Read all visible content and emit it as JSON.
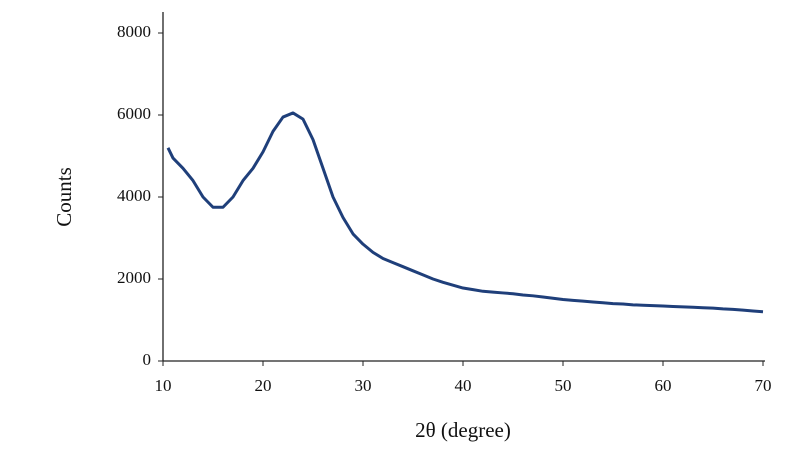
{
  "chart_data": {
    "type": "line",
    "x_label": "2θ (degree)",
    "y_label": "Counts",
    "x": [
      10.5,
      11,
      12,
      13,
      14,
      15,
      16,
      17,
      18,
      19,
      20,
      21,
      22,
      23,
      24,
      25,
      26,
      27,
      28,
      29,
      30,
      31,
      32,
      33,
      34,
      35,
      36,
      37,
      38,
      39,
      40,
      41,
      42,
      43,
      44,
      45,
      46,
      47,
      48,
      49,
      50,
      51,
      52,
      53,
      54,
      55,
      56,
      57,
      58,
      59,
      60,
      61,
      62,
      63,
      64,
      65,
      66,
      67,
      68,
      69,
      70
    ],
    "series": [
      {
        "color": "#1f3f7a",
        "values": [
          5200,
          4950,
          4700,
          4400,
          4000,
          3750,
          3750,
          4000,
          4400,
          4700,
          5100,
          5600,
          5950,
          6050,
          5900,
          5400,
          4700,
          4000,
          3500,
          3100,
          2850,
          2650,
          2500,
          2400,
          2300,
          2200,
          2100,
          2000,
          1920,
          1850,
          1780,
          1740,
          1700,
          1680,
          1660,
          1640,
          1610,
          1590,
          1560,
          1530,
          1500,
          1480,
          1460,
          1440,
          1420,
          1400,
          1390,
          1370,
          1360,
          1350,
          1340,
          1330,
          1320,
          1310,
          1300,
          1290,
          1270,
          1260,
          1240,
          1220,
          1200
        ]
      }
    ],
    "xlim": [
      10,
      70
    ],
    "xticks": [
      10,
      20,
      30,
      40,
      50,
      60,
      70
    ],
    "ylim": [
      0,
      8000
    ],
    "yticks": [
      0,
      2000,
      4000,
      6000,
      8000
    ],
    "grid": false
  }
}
---------------
# Task requirements
Go through the listing above and quote it exactly, apart from its images.

# Result of the task
Read all visible content and emit it as JSON.
{
  "chart_data": {
    "type": "line",
    "x_label": "2θ (degree)",
    "y_label": "Counts",
    "x": [
      10.5,
      11,
      12,
      13,
      14,
      15,
      16,
      17,
      18,
      19,
      20,
      21,
      22,
      23,
      24,
      25,
      26,
      27,
      28,
      29,
      30,
      31,
      32,
      33,
      34,
      35,
      36,
      37,
      38,
      39,
      40,
      41,
      42,
      43,
      44,
      45,
      46,
      47,
      48,
      49,
      50,
      51,
      52,
      53,
      54,
      55,
      56,
      57,
      58,
      59,
      60,
      61,
      62,
      63,
      64,
      65,
      66,
      67,
      68,
      69,
      70
    ],
    "series": [
      {
        "color": "#1f3f7a",
        "values": [
          5200,
          4950,
          4700,
          4400,
          4000,
          3750,
          3750,
          4000,
          4400,
          4700,
          5100,
          5600,
          5950,
          6050,
          5900,
          5400,
          4700,
          4000,
          3500,
          3100,
          2850,
          2650,
          2500,
          2400,
          2300,
          2200,
          2100,
          2000,
          1920,
          1850,
          1780,
          1740,
          1700,
          1680,
          1660,
          1640,
          1610,
          1590,
          1560,
          1530,
          1500,
          1480,
          1460,
          1440,
          1420,
          1400,
          1390,
          1370,
          1360,
          1350,
          1340,
          1330,
          1320,
          1310,
          1300,
          1290,
          1270,
          1260,
          1240,
          1220,
          1200
        ]
      }
    ],
    "xlim": [
      10,
      70
    ],
    "xticks": [
      10,
      20,
      30,
      40,
      50,
      60,
      70
    ],
    "ylim": [
      0,
      8000
    ],
    "yticks": [
      0,
      2000,
      4000,
      6000,
      8000
    ],
    "grid": false
  }
}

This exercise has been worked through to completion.